▸ Exercises
A – Answer these questions from the excerpt about the Forefeast of the Nativity, one per line:
(i) In the prayer, where has the Tree of life blossomed forth from the Virgin?
(ii) Where does the commentary say God has planted a new garden paradise?
(iii) Which passage of St. John's Gospel is cited for Jesus calling himself "the true vine"?
B – From the excerpt about the Forefeast of the Nativity, copy the passage from "And if we eat" up to and including "of the Nativity)" word for word.

▸ Page excerpt
━━━━━━━━━━

And be ready, Ephrata, for the Tree of life
has in the grotto blossomed forth from the Virgin.
Indeed her womb is shown to be spiritually
a Paradise, in which is found the God-planted Tree.
And if we eat from it we shall live,
and shall not die, as did Adam of old.
Christ is born, so that He might raise up
the formerly fallen image. (Apolytikion of the Forefeast of the Nativity)
This prayer reminds Christians of our past: the Fall and the subsequent exile from the garden. But the great hope of the Incarnation is that God has planted a new garden paradise in Bethlehem. There God will again offer life from the branch of Jesse, a new Tree of life.
This kind of image is in keeping with some of Scripture’s images. In addition to the Old Testament imagery of Jesus as a “shoot from the stump of Jesse” (Isaiah 11:1), Jesus describes himself in St. John’s Gospel as “the true vine” (John 15:1–5). The metaphor explains how disciples of Jesus might live fruitful lives; they must remain united to the vine, “abiding” in it. Separation from the vine means death and unfruitfulness.

━━━━━━━━━━

▸ Information
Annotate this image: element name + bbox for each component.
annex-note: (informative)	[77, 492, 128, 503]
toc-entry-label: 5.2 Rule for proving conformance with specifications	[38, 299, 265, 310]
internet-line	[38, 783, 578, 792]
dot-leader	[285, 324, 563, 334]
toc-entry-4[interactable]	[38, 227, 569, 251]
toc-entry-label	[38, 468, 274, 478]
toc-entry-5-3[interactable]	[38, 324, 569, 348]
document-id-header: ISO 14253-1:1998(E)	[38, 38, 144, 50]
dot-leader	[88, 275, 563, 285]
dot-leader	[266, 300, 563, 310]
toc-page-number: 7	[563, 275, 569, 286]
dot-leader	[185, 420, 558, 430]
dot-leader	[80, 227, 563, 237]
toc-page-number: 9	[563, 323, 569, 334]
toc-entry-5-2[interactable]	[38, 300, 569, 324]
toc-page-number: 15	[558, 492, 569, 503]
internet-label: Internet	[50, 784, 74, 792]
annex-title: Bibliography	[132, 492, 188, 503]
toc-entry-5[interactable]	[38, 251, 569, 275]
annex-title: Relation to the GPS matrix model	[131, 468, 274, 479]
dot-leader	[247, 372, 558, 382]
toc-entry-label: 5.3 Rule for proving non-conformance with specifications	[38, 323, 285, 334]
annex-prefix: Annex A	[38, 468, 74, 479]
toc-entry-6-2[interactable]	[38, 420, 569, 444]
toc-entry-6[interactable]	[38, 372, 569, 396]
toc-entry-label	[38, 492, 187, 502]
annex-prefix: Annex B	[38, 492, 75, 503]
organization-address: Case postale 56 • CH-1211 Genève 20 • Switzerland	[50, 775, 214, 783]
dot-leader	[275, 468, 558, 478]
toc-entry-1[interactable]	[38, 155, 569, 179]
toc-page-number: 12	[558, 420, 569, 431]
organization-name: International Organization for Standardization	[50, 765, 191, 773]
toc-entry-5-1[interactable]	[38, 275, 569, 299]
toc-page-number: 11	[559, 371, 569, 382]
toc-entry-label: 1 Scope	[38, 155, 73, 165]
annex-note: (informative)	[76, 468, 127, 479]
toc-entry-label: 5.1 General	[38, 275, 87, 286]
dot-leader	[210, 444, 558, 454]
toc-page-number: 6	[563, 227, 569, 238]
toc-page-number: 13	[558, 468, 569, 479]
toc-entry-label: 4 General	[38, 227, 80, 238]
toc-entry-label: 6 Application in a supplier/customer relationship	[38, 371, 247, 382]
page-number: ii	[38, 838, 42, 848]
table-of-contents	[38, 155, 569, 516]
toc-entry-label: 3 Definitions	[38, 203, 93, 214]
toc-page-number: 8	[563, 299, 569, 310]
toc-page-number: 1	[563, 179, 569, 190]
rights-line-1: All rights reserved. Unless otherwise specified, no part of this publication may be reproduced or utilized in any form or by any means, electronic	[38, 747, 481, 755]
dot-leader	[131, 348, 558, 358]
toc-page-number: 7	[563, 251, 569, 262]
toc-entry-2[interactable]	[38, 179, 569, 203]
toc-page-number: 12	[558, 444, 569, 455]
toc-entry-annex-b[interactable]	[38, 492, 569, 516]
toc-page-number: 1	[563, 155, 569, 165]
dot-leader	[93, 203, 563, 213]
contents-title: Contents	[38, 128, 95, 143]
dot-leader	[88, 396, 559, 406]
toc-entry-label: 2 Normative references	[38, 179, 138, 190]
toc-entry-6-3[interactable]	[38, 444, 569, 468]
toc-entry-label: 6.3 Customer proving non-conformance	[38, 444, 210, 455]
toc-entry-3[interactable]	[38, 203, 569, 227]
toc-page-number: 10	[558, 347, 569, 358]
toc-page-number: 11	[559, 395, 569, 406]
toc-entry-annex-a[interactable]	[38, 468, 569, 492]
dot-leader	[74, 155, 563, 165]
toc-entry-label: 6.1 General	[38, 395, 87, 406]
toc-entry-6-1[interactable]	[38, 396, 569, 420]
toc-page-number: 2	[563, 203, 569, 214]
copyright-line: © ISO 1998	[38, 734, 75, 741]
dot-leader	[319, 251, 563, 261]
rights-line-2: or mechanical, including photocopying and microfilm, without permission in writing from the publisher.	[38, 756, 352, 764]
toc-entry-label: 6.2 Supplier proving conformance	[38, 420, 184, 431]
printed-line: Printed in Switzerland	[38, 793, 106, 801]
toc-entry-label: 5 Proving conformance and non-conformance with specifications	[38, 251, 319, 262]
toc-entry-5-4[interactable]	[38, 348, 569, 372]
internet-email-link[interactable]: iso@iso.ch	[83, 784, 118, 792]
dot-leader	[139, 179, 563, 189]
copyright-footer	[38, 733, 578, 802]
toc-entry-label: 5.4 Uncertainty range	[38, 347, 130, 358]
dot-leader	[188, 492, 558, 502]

━━━━━━━━━━

▸ Responses to the tasks
A –
(i) In the grotto.
(ii) In Bethlehem.
(iii) John 15:1–5.

B –
And if we eat from it we shall live,
and shall not die, as did Adam of old.
Christ is born, so that He might raise up
the formerly fallen image. (Apolytikion of the Forefeast of the Nativity)